» What the task requires:
What is the number of lines containing the string "JSON"? Answer with the number only.
※
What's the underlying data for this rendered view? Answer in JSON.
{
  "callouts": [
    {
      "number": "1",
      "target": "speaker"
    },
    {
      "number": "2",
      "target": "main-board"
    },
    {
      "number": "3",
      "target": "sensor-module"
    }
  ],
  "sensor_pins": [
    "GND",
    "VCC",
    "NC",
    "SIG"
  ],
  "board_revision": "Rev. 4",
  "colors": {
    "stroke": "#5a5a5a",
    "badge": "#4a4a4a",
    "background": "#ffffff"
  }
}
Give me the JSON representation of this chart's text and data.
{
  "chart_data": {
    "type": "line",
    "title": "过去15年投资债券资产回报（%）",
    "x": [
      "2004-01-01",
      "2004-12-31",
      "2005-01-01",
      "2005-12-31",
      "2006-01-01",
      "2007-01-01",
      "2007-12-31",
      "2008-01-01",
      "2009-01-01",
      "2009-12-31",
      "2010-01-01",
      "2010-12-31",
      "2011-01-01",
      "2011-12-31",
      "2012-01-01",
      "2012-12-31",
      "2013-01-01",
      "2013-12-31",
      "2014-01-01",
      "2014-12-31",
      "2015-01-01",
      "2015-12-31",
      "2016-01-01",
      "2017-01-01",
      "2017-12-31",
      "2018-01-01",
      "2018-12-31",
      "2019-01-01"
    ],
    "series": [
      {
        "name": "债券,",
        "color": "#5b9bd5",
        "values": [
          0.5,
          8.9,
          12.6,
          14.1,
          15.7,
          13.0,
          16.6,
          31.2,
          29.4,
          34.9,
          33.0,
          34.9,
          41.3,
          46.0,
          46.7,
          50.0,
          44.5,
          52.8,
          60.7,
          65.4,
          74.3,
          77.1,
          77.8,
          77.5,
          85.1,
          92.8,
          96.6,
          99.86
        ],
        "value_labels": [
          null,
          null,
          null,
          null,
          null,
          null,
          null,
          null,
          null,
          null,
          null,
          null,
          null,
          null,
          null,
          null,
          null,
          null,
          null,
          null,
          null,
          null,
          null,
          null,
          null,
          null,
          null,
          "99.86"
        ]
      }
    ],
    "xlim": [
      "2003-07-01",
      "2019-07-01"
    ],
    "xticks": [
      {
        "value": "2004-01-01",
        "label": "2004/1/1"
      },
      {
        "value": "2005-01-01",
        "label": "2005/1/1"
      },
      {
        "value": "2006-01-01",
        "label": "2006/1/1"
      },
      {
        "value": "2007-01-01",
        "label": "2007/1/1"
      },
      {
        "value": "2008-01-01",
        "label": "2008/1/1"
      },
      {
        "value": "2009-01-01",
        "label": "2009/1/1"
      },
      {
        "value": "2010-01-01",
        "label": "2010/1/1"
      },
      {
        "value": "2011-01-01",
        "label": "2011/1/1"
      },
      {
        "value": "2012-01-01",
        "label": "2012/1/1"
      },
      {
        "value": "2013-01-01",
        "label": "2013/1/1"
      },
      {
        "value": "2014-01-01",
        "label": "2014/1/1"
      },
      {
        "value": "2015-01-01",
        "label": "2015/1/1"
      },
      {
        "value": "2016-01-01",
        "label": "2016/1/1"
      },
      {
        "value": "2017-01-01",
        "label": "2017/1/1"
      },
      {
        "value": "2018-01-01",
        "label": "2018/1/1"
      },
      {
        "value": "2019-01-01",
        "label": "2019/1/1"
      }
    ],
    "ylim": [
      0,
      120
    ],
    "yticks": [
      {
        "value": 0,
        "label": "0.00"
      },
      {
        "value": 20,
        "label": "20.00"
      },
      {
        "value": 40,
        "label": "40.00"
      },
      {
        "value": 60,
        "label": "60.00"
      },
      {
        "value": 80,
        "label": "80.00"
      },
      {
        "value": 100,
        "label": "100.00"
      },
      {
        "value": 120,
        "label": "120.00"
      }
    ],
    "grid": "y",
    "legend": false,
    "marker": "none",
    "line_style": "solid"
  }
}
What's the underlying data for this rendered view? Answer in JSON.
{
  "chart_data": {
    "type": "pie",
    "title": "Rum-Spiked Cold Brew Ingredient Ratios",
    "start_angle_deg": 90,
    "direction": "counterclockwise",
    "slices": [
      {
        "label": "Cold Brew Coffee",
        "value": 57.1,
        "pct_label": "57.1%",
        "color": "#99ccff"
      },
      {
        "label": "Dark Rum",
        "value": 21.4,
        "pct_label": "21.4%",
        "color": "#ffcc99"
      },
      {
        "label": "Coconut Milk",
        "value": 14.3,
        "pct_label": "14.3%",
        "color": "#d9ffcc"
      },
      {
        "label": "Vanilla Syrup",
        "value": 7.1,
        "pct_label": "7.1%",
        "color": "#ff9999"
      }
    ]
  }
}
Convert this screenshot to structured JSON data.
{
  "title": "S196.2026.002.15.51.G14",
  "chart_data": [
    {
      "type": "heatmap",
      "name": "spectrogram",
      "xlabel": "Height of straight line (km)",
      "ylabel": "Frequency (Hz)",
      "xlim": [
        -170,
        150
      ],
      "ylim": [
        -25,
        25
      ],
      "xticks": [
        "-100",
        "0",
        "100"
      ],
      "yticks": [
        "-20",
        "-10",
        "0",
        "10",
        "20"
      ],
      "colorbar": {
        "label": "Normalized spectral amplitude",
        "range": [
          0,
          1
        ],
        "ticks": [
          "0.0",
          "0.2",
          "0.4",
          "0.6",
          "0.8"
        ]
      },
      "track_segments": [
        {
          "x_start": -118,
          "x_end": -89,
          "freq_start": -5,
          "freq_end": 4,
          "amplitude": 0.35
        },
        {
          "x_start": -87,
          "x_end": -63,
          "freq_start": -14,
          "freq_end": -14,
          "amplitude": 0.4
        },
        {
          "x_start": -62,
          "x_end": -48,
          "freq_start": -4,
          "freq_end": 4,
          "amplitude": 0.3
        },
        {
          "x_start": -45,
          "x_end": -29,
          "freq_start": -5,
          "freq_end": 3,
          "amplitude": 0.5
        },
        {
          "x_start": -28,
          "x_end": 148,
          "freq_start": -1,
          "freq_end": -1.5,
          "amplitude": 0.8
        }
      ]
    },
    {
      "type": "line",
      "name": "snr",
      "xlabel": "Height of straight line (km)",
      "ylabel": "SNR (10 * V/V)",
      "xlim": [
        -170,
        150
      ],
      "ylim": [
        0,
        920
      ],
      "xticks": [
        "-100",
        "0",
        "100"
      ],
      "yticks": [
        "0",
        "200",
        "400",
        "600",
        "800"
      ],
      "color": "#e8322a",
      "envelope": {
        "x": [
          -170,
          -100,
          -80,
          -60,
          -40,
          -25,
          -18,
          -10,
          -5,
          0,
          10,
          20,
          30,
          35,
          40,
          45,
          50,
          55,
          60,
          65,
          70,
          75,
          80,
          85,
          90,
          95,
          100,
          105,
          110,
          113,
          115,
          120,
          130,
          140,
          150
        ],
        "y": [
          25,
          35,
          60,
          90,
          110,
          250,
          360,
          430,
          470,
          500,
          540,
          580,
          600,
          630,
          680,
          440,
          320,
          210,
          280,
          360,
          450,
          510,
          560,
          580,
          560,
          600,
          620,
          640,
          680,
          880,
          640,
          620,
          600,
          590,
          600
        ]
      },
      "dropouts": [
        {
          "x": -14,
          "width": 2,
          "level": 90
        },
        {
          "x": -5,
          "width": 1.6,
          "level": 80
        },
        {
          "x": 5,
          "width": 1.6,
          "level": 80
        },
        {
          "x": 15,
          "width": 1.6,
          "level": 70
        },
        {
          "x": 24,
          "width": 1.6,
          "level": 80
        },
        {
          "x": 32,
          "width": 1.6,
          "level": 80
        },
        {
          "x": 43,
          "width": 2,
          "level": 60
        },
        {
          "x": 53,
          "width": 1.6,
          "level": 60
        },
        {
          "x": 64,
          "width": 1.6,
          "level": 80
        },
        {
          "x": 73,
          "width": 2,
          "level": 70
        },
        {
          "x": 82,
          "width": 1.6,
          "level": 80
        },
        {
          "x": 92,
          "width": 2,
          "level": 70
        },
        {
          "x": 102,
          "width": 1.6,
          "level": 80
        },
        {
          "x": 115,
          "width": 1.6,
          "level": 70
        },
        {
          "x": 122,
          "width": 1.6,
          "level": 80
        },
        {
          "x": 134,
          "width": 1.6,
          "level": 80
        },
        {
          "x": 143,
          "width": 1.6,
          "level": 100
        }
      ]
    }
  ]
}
※
» Written answer:
4